WRITTEN PROBLEM ::
What follows is a listing. Return every line of it exactly.

==== RECORDS ====

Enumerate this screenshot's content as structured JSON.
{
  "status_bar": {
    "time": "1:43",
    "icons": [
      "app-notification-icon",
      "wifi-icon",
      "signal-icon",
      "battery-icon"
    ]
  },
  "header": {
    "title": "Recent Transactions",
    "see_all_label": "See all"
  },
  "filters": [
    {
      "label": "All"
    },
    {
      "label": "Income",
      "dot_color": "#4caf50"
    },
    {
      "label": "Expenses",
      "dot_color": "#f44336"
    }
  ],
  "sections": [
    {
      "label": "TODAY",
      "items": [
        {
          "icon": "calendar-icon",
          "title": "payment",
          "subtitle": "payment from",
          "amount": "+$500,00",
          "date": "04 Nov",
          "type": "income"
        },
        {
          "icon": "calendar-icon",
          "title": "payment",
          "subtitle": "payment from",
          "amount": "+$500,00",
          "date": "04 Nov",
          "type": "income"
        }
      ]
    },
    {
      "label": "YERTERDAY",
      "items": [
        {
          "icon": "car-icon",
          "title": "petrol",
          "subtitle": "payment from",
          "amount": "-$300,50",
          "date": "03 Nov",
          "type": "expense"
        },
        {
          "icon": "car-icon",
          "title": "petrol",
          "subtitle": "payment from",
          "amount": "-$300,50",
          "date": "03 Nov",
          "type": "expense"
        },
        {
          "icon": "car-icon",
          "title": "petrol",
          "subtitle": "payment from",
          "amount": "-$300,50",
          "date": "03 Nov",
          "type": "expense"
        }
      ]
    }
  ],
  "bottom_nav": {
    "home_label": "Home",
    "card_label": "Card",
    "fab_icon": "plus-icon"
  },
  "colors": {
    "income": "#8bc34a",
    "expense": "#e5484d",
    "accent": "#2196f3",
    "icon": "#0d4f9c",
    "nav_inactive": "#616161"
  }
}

====

EXERCISE RESULT ::
Enumerate this screenshot's content as structured JSON.
{
  "status_bar": {
    "time": "1:43",
    "icons": [
      "app-notification-icon",
      "wifi-icon",
      "signal-icon",
      "battery-icon"
    ]
  },
  "header": {
    "title": "Recent Transactions",
    "see_all_label": "See all"
  },
  "filters": [
    {
      "label": "All"
    },
    {
      "label": "Income",
      "dot_color": "#4caf50"
    },
    {
      "label": "Expenses",
      "dot_color": "#f44336"
    }
  ],
  "sections": [
    {
      "label": "TODAY",
      "items": [
        {
          "icon": "calendar-icon",
          "title": "payment",
          "subtitle": "payment from",
          "amount": "+$500,00",
          "date": "04 Nov",
          "type": "income"
        },
        {
          "icon": "calendar-icon",
          "title": "payment",
          "subtitle": "payment from",
          "amount": "+$500,00",
          "date": "04 Nov",
          "type": "income"
        }
      ]
    },
    {
      "label": "YERTERDAY",
      "items": [
        {
          "icon": "car-icon",
          "title": "petrol",
          "subtitle": "payment from",
          "amount": "-$300,50",
          "date": "03 Nov",
          "type": "expense"
        },
        {
          "icon": "car-icon",
          "title": "petrol",
          "subtitle": "payment from",
          "amount": "-$300,50",
          "date": "03 Nov",
          "type": "expense"
        },
        {
          "icon": "car-icon",
          "title": "petrol",
          "subtitle": "payment from",
          "amount": "-$300,50",
          "date": "03 Nov",
          "type": "expense"
        }
      ]
    }
  ],
  "bottom_nav": {
    "home_label": "Home",
    "card_label": "Card",
    "fab_icon": "plus-icon"
  },
  "colors": {
    "income": "#8bc34a",
    "expense": "#e5484d",
    "accent": "#2196f3",
    "icon": "#0d4f9c",
    "nav_inactive": "#616161"
  }
}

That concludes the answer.